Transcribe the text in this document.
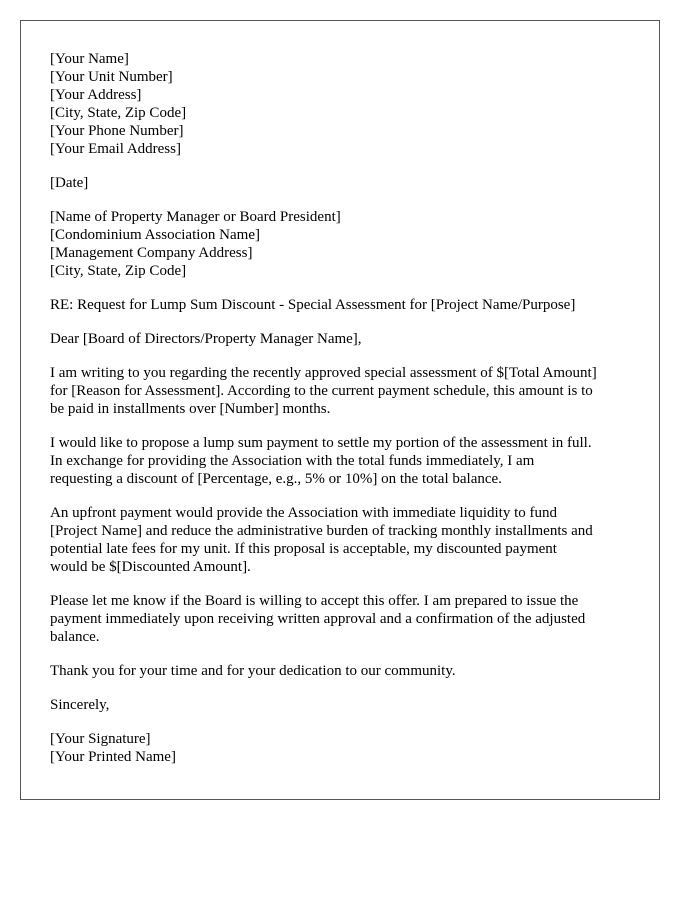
[Your Name]
[Your Unit Number]
[Your Address]
[City, State, Zip Code]
[Your Phone Number]
[Your Email Address]
[Date]
[Name of Property Manager or Board President]
[Condominium Association Name]
[Management Company Address]
[City, State, Zip Code]
RE: Request for Lump Sum Discount - Special Assessment for [Project Name/Purpose]
Dear [Board of Directors/Property Manager Name],
I am writing to you regarding the recently approved special assessment of $[Total Amount]
for [Reason for Assessment]. According to the current payment schedule, this amount is to
be paid in installments over [Number] months.
I would like to propose a lump sum payment to settle my portion of the assessment in full.
In exchange for providing the Association with the total funds immediately, I am
requesting a discount of [Percentage, e.g., 5% or 10%] on the total balance.
An upfront payment would provide the Association with immediate liquidity to fund
[Project Name] and reduce the administrative burden of tracking monthly installments and
potential late fees for my unit. If this proposal is acceptable, my discounted payment
would be $[Discounted Amount].
Please let me know if the Board is willing to accept this offer. I am prepared to issue the
payment immediately upon receiving written approval and a confirmation of the adjusted
balance.
Thank you for your time and for your dedication to our community.
Sincerely,
[Your Signature]
[Your Printed Name]
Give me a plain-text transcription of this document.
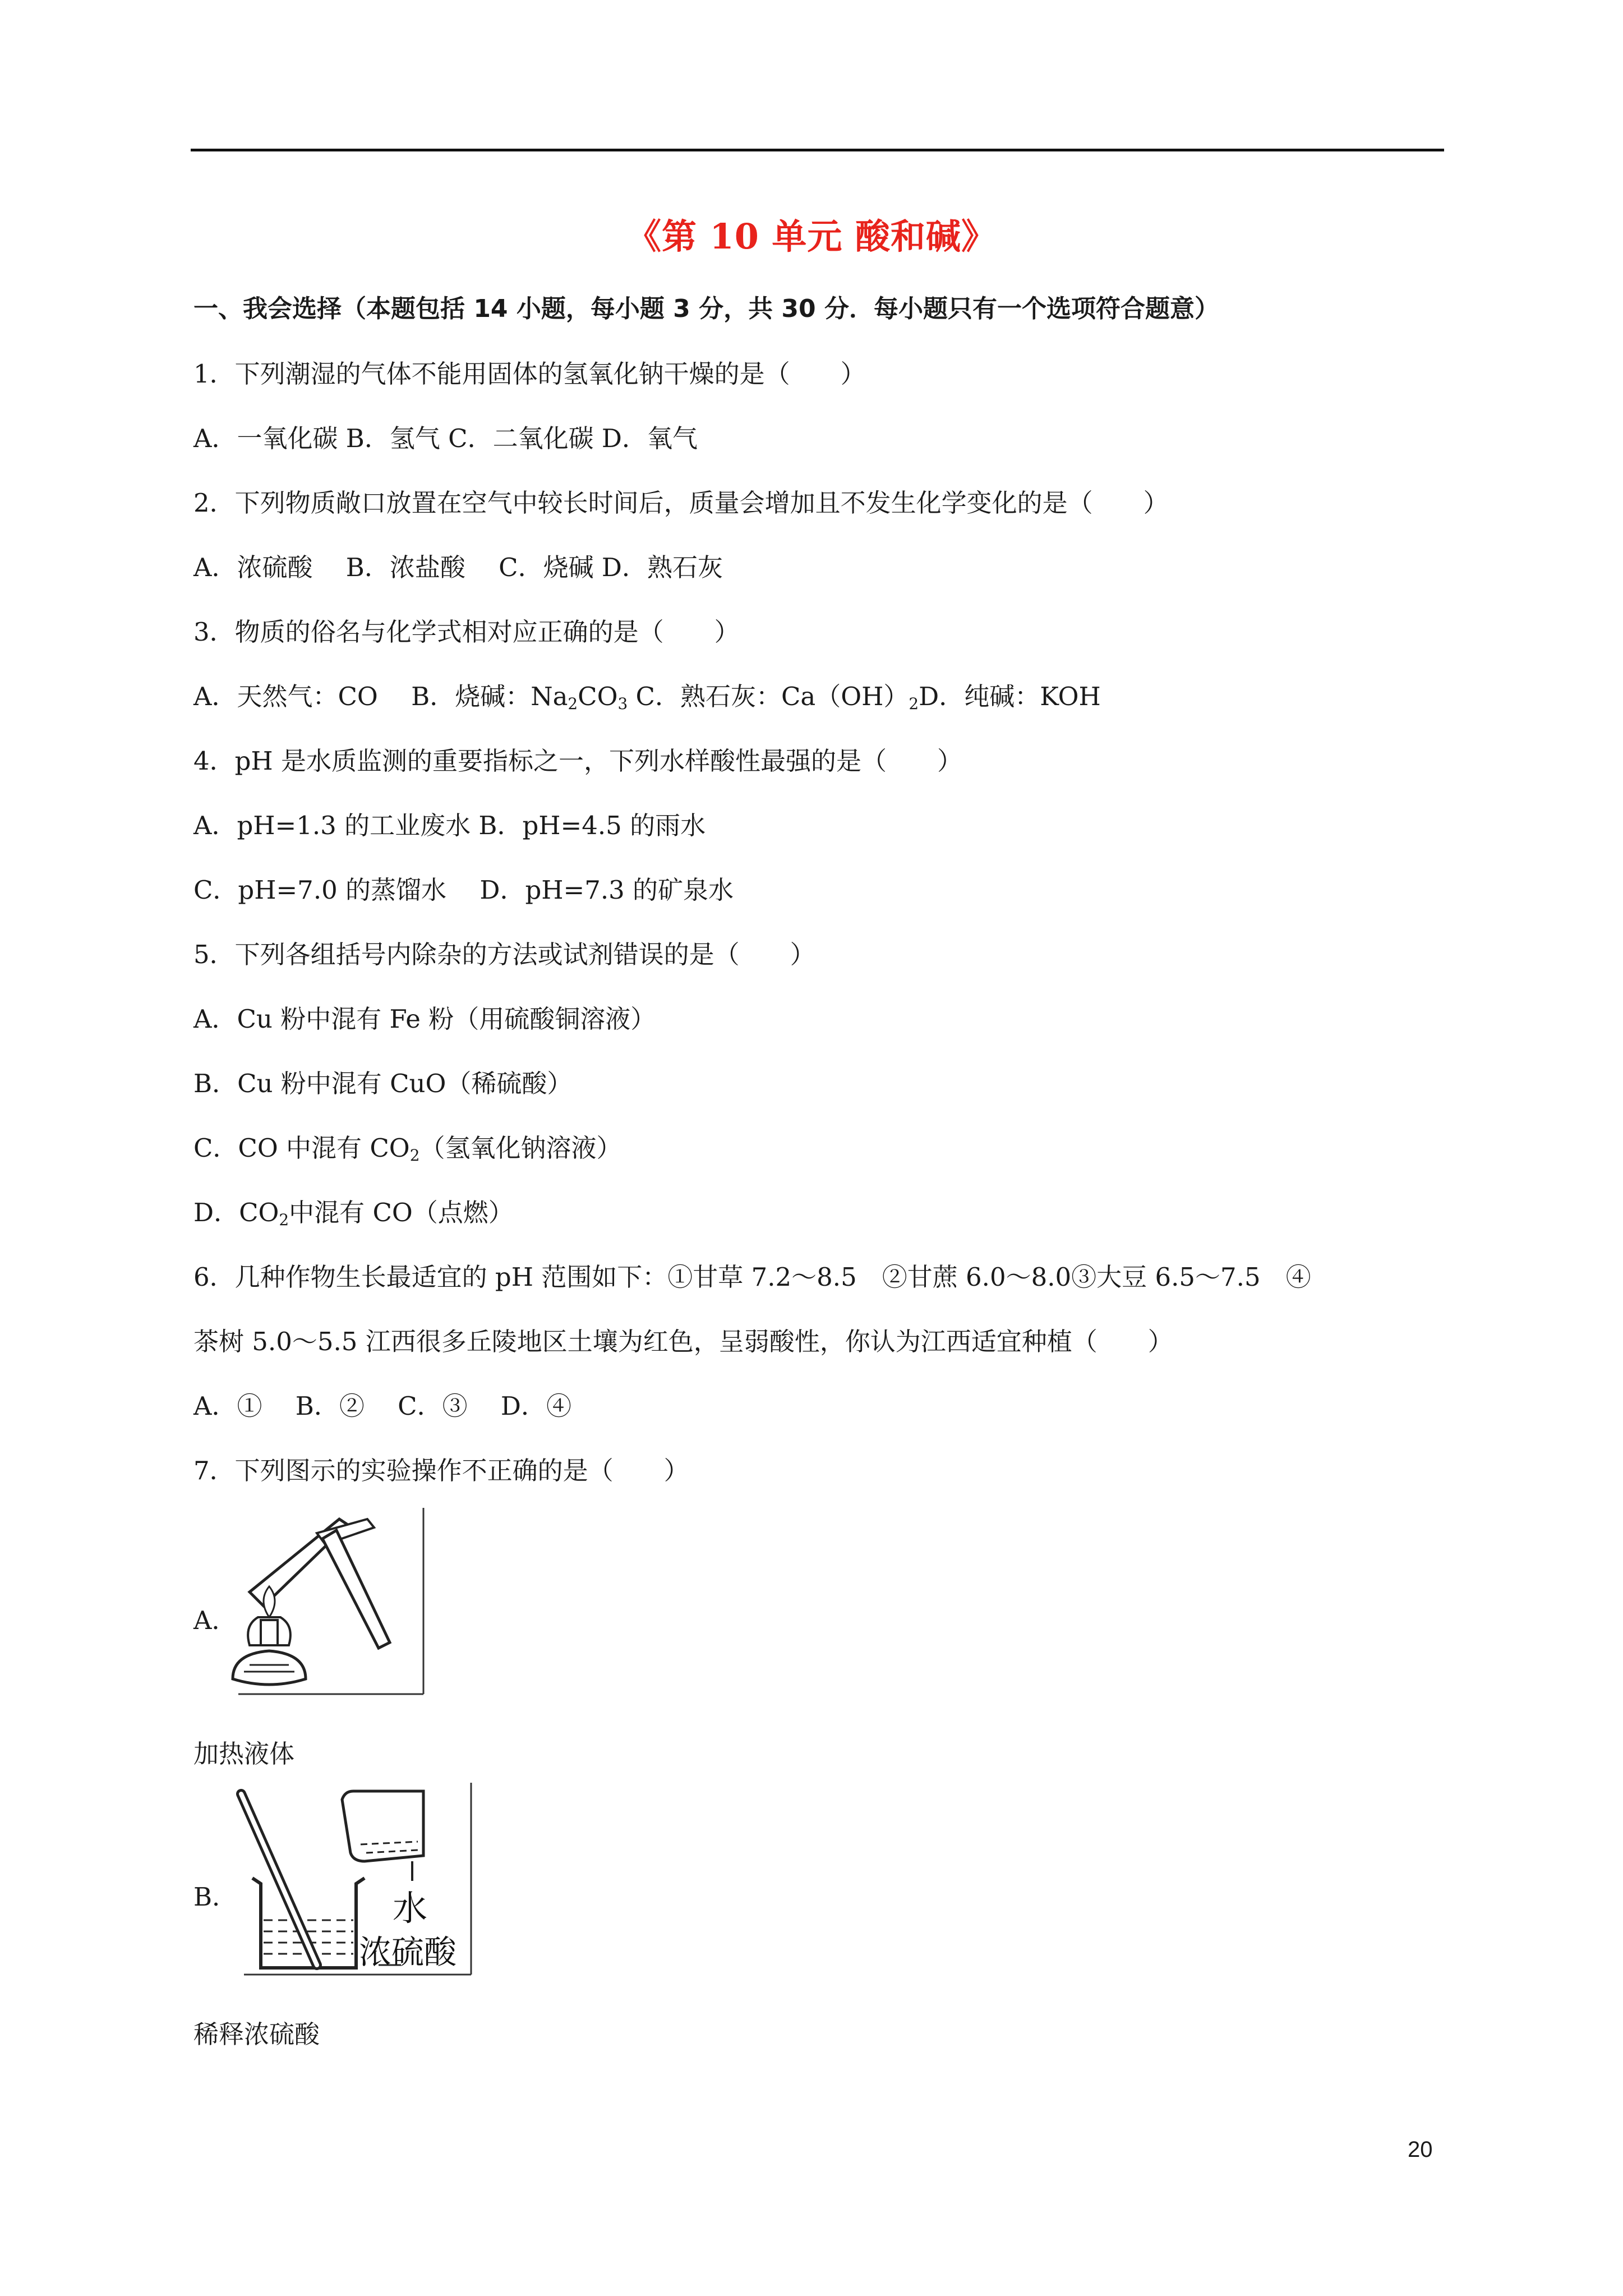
《第 10 单元 酸和碱》
一、我会选择（本题包括 14 小题，每小题 3 分，共 30 分．每小题只有一个选项符合题意）
1．下列潮湿的气体不能用固体的氢氧化钠干燥的是（　　）
A．一氧化碳 B．氢气 C．二氧化碳 D．氧气
2．下列物质敞口放置在空气中较长时间后，质量会增加且不发生化学变化的是（　　）
A．浓硫酸　 B．浓盐酸　 C．烧碱 D．熟石灰
3．物质的俗名与化学式相对应正确的是（　　）
A．天然气：CO　 B．烧碱：$Na_2CO_3$ C．熟石灰：$Ca(OH)_2D$．纯碱：KOH
4．pH 是水质监测的重要指标之一，下列水样酸性最强的是（　　）
A．pH=1.3 的工业废水 B．pH=4.5 的雨水
C．pH=7.0 的蒸馏水　 D．pH=7.3 的矿泉水
5．下列各组括号内除杂的方法或试剂错误的是（　　）
A．Cu 粉中混有 Fe 粉（用硫酸铜溶液）
B．Cu 粉中混有 CuO（稀硫酸）
C．CO 中混有 $CO_2$（氢氧化钠溶液）
D．$CO_2$中混有 CO（点燃）
6．几种作物生长最适宜的 pH 范围如下：①甘草 7.2～8.5　②甘蔗 6.0～8.0③大豆 6.5～7.5　④
茶树 5.0～5.5 江西很多丘陵地区土壤为红色，呈弱酸性，你认为江西适宜种植（　　）
A．①　 B．②　 C．③　 D．④
7．下列图示的实验操作不正确的是（　　）
A．
加热液体
B．	水
浓硫酸
稀释浓硫酸
20
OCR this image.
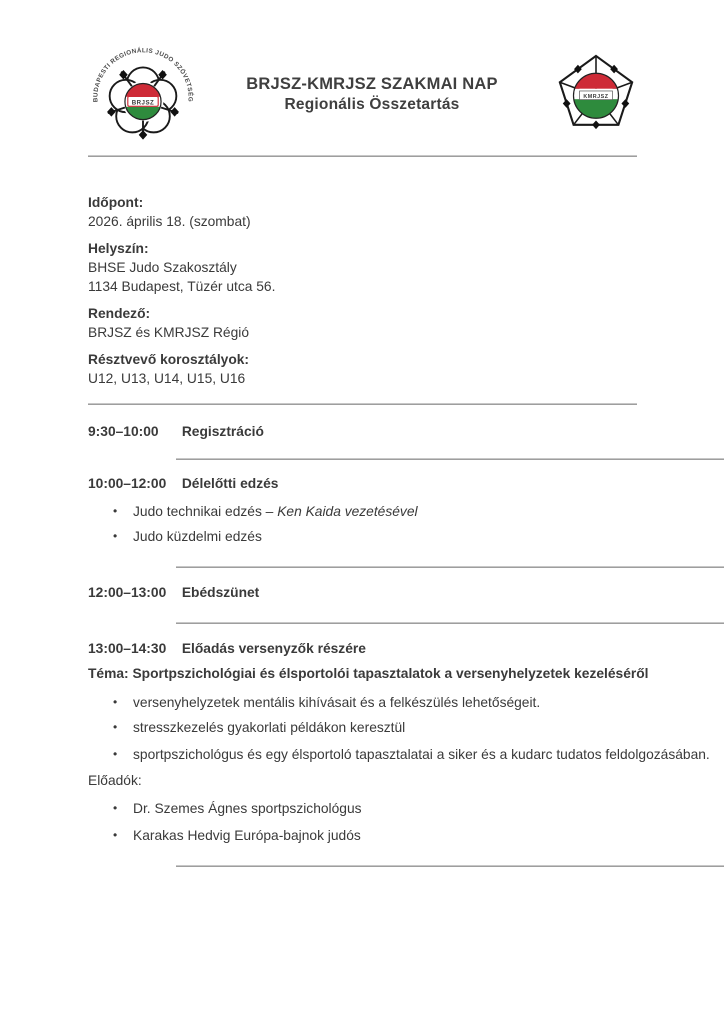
BUDAPESTI REGIONÁLIS JUDO SZÖVETSÉG
BRJSZ
BRJSZ-KMRJSZ SZAKMAI NAP
Regionális Összetartás	KMRJSZ
Időpont:
2026. április 18. (szombat)
Helyszín:
BHSE Judo Szakosztály
1134 Budapest, Tüzér utca 56.
Rendező:
BRJSZ és KMRJSZ Régió
Résztvevő korosztályok:
U12, U13, U14, U15, U16
9:30–10:00 Regisztráció
10:00–12:00 Délelőtti edzés
•	Judo technikai edzés – Ken Kaida vezetésével
•	Judo küzdelmi edzés
12:00–13:00 Ebédszünet
13:00–14:30 Előadás versenyzők részére
Téma: Sportpszichológiai és élsportolói tapasztalatok a versenyhelyzetek kezeléséről
•	versenyhelyzetek mentális kihívásait és a felkészülés lehetőségeit.
•	stresszkezelés gyakorlati példákon keresztül
•	sportpszichológus és egy élsportoló tapasztalatai a siker és a kudarc tudatos feldolgozásában.
Előadók:
•	Dr. Szemes Ágnes sportpszichológus
•	Karakas Hedvig Európa-bajnok judós
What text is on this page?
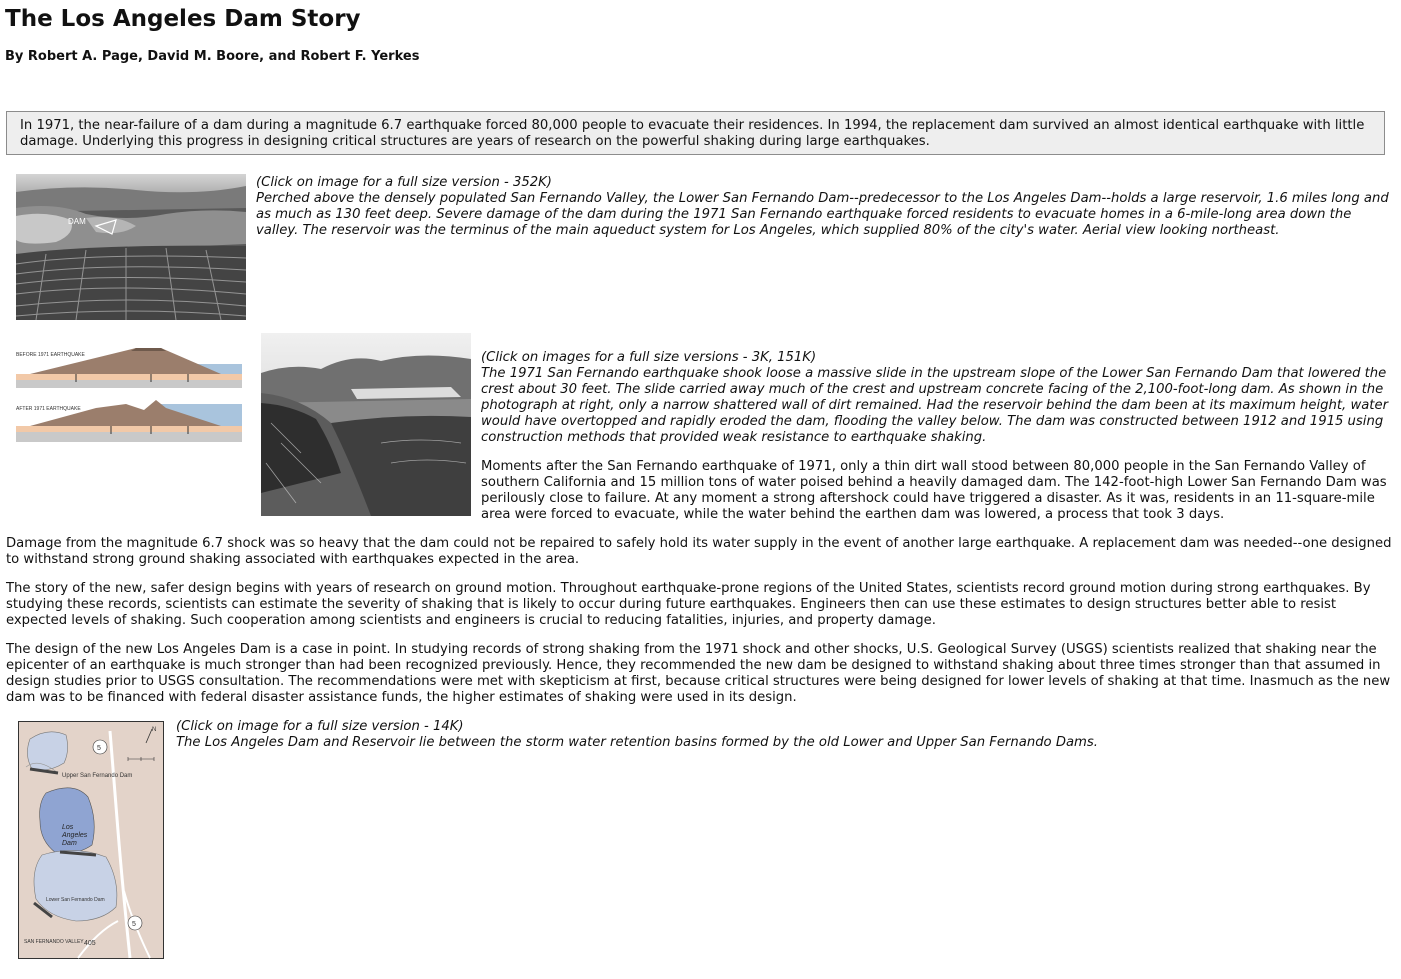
The Los Angeles Dam Story

By Robert A. Page, David M. Boore, and Robert F. Yerkes

In 1971, the near-failure of a dam during a magnitude 6.7 earthquake forced 80,000 people to evacuate their residences. In 1994, the replacement dam survived an almost identical earthquake with little damage. Underlying this progress in designing critical structures are years of research on the powerful shaking during large earthquakes.
DAM
(Click on image for a full size version - 352K)
Perched above the densely populated San Fernando Valley, the Lower San Fernando Dam--predecessor to the Los Angeles Dam--holds a large reservoir, 1.6 miles long and as much as 130 feet deep. Severe damage of the dam during the 1971 San Fernando earthquake forced residents to evacuate homes in a 6-mile-long area down the valley. The reservoir was the terminus of the main aqueduct system for Los Angeles, which supplied 80% of the city's water. Aerial view looking northeast.
BEFORE 1971 EARTHQUAKE
AFTER 1971 EARTHQUAKE
(Click on images for a full size versions - 3K, 151K)
The 1971 San Fernando earthquake shook loose a massive slide in the upstream slope of the Lower San Fernando Dam that lowered the crest about 30 feet. The slide carried away much of the crest and upstream concrete facing of the 2,100-foot-long dam. As shown in the photograph at right, only a narrow shattered wall of dirt remained. Had the reservoir behind the dam been at its maximum height, water would have overtopped and rapidly eroded the dam, flooding the valley below. The dam was constructed between 1912 and 1915 using construction methods that provided weak resistance to earthquake shaking.

Moments after the San Fernando earthquake of 1971, only a thin dirt wall stood between 80,000 people in the San Fernando Valley of southern California and 15 million tons of water poised behind a heavily damaged dam. The 142-foot-high Lower San Fernando Dam was perilously close to failure. At any moment a strong aftershock could have triggered a disaster. As it was, residents in an 11-square-mile area were forced to evacuate, while the water behind the earthen dam was lowered, a process that took 3 days.

Damage from the magnitude 6.7 shock was so heavy that the dam could not be repaired to safely hold its water supply in the event of another large earthquake. A replacement dam was needed--one designed to withstand strong ground shaking associated with earthquakes expected in the area.

The story of the new, safer design begins with years of research on ground motion. Throughout earthquake-prone regions of the United States, scientists record ground motion during strong earthquakes. By studying these records, scientists can estimate the severity of shaking that is likely to occur during future earthquakes. Engineers then can use these estimates to design structures better able to resist expected levels of shaking. Such cooperation among scientists and engineers is crucial to reducing fatalities, injuries, and property damage.

The design of the new Los Angeles Dam is a case in point. In studying records of strong shaking from the 1971 shock and other shocks, U.S. Geological Survey (USGS) scientists realized that shaking near the epicenter of an earthquake is much stronger than had been recognized previously. Hence, they recommended the new dam be designed to withstand shaking about three times stronger than that assumed in design studies prior to USGS consultation. The recommendations were met with skepticism at first, because critical structures were being designed for lower levels of shaking at that time. Inasmuch as the new dam was to be financed with federal disaster assistance funds, the higher estimates of shaking were used in its design.

5
5
405
N
Upper San Fernando Dam
Los
Angeles
Dam
Lower San Fernando Dam
SAN FERNANDO VALLEY
(Click on image for a full size version - 14K)
The Los Angeles Dam and Reservoir lie between the storm water retention basins formed by the old Lower and Upper San Fernando Dams.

> _Job_
Return each line in the records that holds the string "Association".

> _Result of this task_
[Condominium Association Name]
In exchange for providing the Association with the total funds immediately, I am
An upfront payment would provide the Association with immediate liquidity to fund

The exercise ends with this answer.